Task brief.
Print every line of the records below without changing anything, and leave the pictures out.

Element boundary records
—————

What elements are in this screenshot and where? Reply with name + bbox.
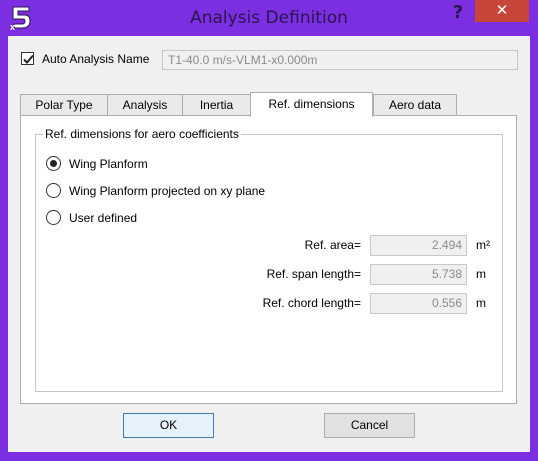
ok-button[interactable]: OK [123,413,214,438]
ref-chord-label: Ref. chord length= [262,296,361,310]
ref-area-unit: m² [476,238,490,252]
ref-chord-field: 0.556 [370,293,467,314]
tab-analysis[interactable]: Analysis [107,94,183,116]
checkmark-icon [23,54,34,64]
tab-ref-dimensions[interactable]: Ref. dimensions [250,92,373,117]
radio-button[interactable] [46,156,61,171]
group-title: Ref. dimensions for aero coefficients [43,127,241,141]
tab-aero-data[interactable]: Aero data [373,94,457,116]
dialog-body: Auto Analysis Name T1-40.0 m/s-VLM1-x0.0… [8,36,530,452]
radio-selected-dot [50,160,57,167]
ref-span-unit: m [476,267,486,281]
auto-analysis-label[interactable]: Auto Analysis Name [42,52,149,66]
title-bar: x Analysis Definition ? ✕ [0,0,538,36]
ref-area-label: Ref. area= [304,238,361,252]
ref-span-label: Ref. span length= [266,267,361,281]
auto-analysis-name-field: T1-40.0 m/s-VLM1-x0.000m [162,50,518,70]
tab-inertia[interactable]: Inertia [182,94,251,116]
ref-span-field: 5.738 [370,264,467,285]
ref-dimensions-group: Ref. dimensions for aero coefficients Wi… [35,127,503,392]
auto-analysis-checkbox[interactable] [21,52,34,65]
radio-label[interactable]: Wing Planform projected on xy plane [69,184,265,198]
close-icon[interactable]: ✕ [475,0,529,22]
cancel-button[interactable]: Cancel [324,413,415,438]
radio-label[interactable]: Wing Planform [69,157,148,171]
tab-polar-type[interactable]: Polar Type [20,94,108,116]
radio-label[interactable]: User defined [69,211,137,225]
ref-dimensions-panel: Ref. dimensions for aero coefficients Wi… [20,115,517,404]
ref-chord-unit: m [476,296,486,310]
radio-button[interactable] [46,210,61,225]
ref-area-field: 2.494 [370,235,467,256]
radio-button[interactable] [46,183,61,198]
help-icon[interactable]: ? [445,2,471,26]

—————

Task answer.
What elements are in this screenshot and where? Reply with name + bbox.
ok-button[interactable]: OK [123,413,214,438]
ref-chord-label: Ref. chord length= [262,296,361,310]
ref-area-unit: m² [476,238,490,252]
ref-chord-field: 0.556 [370,293,467,314]
tab-analysis[interactable]: Analysis [107,94,183,116]
checkmark-icon [23,54,34,64]
tab-ref-dimensions[interactable]: Ref. dimensions [250,92,373,117]
radio-button[interactable] [46,156,61,171]
group-title: Ref. dimensions for aero coefficients [43,127,241,141]
tab-aero-data[interactable]: Aero data [373,94,457,116]
dialog-body: Auto Analysis Name T1-40.0 m/s-VLM1-x0.0… [8,36,530,452]
radio-selected-dot [50,160,57,167]
ref-span-unit: m [476,267,486,281]
auto-analysis-label[interactable]: Auto Analysis Name [42,52,149,66]
title-bar: x Analysis Definition ? ✕ [0,0,538,36]
ref-area-label: Ref. area= [304,238,361,252]
ref-span-label: Ref. span length= [266,267,361,281]
auto-analysis-name-field: T1-40.0 m/s-VLM1-x0.000m [162,50,518,70]
tab-inertia[interactable]: Inertia [182,94,251,116]
ref-span-field: 5.738 [370,264,467,285]
ref-dimensions-group: Ref. dimensions for aero coefficients Wi… [35,127,503,392]
auto-analysis-checkbox[interactable] [21,52,34,65]
radio-label[interactable]: Wing Planform projected on xy plane [69,184,265,198]
close-icon[interactable]: ✕ [475,0,529,22]
cancel-button[interactable]: Cancel [324,413,415,438]
radio-label[interactable]: Wing Planform [69,157,148,171]
tab-polar-type[interactable]: Polar Type [20,94,108,116]
radio-label[interactable]: User defined [69,211,137,225]
ref-dimensions-panel: Ref. dimensions for aero coefficients Wi… [20,115,517,404]
ref-chord-unit: m [476,296,486,310]
radio-button[interactable] [46,210,61,225]
ref-area-field: 2.494 [370,235,467,256]
radio-button[interactable] [46,183,61,198]
help-icon[interactable]: ? [445,2,471,26]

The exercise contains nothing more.